## [Work required]
Extract every line of the listing below and reproduce each one verbatim, in its original order.

## [Items]
>>>

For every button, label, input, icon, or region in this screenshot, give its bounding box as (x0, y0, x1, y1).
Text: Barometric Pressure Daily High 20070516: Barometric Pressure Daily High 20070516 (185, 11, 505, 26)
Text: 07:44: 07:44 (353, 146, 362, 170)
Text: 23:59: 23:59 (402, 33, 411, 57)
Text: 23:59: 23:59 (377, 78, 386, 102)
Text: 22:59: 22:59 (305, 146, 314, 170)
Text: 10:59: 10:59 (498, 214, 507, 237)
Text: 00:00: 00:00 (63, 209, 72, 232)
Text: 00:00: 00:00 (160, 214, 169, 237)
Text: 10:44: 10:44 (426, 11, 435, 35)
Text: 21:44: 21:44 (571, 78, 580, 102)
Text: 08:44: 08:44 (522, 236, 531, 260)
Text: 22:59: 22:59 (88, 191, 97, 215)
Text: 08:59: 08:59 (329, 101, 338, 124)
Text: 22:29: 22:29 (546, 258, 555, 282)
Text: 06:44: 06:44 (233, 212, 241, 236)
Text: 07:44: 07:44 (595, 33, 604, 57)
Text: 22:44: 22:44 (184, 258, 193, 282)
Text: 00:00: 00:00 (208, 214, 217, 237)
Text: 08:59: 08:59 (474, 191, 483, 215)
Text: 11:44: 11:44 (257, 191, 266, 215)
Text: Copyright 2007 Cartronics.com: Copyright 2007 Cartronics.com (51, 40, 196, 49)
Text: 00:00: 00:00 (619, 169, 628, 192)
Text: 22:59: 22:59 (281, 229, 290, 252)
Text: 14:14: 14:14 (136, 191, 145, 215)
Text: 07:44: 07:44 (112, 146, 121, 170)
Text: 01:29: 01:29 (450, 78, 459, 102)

<<<

## [Complete response]
For every button, label, input, icon, or region in this screenshot, give its bounding box as (x0, y0, x1, y1).
Text: Barometric Pressure Daily High 20070516: Barometric Pressure Daily High 20070516 (185, 11, 505, 26)
Text: 07:44: 07:44 (353, 146, 362, 170)
Text: 23:59: 23:59 (402, 33, 411, 57)
Text: 23:59: 23:59 (377, 78, 386, 102)
Text: 22:59: 22:59 (305, 146, 314, 170)
Text: 10:59: 10:59 (498, 214, 507, 237)
Text: 00:00: 00:00 (63, 209, 72, 232)
Text: 00:00: 00:00 (160, 214, 169, 237)
Text: 10:44: 10:44 (426, 11, 435, 35)
Text: 21:44: 21:44 (571, 78, 580, 102)
Text: 08:44: 08:44 (522, 236, 531, 260)
Text: 22:59: 22:59 (88, 191, 97, 215)
Text: 08:59: 08:59 (329, 101, 338, 124)
Text: 22:29: 22:29 (546, 258, 555, 282)
Text: 06:44: 06:44 (233, 212, 241, 236)
Text: 07:44: 07:44 (595, 33, 604, 57)
Text: 22:44: 22:44 (184, 258, 193, 282)
Text: 00:00: 00:00 (208, 214, 217, 237)
Text: 08:59: 08:59 (474, 191, 483, 215)
Text: 11:44: 11:44 (257, 191, 266, 215)
Text: Copyright 2007 Cartronics.com: Copyright 2007 Cartronics.com (51, 40, 196, 49)
Text: 00:00: 00:00 (619, 169, 628, 192)
Text: 22:59: 22:59 (281, 229, 290, 252)
Text: 14:14: 14:14 (136, 191, 145, 215)
Text: 07:44: 07:44 (112, 146, 121, 170)
Text: 01:29: 01:29 (450, 78, 459, 102)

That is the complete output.